▶ **What you have to do**: In the listing below, find every line containing "Windspeed" and copy it out.

▶ **Records for processing**:
>>>>>

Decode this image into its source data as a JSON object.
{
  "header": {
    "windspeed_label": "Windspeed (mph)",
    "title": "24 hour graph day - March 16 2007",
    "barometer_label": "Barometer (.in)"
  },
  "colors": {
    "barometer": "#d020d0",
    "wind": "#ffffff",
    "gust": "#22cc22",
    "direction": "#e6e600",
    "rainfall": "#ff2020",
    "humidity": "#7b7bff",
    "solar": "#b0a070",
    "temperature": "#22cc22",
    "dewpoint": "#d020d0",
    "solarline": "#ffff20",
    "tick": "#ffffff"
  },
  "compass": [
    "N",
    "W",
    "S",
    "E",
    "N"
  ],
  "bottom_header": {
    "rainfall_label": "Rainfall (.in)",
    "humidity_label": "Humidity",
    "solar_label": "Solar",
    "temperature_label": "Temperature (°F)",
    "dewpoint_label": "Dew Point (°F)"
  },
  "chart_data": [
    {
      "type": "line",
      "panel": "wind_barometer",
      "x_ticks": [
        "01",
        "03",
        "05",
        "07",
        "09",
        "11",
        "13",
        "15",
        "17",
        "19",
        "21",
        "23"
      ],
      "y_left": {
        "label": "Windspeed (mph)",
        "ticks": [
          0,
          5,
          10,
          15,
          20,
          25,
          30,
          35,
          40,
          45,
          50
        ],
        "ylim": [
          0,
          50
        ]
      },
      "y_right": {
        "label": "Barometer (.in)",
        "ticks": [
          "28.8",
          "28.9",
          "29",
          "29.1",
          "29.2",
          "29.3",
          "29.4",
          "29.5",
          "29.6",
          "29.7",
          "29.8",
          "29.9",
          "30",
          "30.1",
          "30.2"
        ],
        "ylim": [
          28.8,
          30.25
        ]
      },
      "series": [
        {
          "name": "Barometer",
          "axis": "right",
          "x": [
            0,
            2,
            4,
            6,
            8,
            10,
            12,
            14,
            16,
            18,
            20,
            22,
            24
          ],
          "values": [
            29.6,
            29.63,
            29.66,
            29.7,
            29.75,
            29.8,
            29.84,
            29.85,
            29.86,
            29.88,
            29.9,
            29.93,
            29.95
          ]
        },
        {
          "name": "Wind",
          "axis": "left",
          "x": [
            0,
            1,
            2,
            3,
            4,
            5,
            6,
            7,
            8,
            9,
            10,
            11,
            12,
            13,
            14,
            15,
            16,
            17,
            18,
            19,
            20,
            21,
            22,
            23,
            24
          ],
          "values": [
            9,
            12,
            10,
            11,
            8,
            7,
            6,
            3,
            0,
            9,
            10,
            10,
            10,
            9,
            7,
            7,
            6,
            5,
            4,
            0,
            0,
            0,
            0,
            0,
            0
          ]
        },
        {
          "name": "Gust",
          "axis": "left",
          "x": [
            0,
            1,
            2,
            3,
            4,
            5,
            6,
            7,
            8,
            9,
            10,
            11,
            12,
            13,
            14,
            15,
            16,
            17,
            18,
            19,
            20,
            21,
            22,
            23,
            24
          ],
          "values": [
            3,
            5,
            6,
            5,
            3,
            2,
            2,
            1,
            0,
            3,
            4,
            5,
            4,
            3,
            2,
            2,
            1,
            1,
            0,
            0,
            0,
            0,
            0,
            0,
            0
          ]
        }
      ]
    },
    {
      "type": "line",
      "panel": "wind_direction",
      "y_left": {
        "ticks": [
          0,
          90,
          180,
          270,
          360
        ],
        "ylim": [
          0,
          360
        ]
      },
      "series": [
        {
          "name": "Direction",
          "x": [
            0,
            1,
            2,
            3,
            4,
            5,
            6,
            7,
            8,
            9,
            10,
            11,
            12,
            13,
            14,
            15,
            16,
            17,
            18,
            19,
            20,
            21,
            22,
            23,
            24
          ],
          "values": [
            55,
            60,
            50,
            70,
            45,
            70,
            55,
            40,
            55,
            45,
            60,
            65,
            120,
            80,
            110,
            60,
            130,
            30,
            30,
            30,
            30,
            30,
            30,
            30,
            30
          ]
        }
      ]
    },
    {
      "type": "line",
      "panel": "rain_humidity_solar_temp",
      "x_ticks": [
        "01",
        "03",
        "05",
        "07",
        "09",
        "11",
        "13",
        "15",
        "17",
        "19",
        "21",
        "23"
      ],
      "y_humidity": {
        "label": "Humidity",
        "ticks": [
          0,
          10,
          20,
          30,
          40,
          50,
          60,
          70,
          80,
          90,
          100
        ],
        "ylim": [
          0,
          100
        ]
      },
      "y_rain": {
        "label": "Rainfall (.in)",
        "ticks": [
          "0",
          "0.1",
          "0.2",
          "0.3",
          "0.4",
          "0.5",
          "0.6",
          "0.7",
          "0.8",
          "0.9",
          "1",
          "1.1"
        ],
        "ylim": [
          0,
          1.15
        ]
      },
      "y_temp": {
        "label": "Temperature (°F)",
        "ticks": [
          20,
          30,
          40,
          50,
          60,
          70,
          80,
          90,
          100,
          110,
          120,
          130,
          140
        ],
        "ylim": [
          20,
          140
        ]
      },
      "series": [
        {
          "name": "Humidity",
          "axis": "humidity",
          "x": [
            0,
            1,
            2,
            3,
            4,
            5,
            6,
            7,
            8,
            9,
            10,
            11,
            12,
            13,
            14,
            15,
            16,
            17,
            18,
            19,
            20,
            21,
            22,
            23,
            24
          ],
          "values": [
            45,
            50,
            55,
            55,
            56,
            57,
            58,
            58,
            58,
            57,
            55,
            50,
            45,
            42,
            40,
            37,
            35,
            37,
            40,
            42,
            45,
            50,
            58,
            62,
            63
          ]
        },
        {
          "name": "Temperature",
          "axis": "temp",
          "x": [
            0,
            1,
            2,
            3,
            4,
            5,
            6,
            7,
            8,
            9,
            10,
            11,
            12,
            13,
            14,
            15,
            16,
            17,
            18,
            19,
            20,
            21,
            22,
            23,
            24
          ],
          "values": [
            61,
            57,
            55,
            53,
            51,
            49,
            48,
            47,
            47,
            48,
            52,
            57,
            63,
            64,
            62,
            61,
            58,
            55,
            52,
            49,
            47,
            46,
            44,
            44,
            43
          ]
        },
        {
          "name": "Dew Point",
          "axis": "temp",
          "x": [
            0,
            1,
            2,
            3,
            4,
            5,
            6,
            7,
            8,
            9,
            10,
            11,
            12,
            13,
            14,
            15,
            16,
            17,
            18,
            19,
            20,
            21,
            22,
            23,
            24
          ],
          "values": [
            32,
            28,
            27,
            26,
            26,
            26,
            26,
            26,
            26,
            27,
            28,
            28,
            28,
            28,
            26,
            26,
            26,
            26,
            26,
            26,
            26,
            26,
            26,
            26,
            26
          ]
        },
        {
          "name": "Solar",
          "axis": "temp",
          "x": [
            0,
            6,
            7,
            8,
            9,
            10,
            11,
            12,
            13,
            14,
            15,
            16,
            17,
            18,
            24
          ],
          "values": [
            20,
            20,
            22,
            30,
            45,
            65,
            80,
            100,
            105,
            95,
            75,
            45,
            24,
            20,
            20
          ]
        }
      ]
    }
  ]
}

<<<<<

▶ **Answer to the task**:
    "windspeed_label": "Windspeed (mph)",
        "label": "Windspeed (mph)",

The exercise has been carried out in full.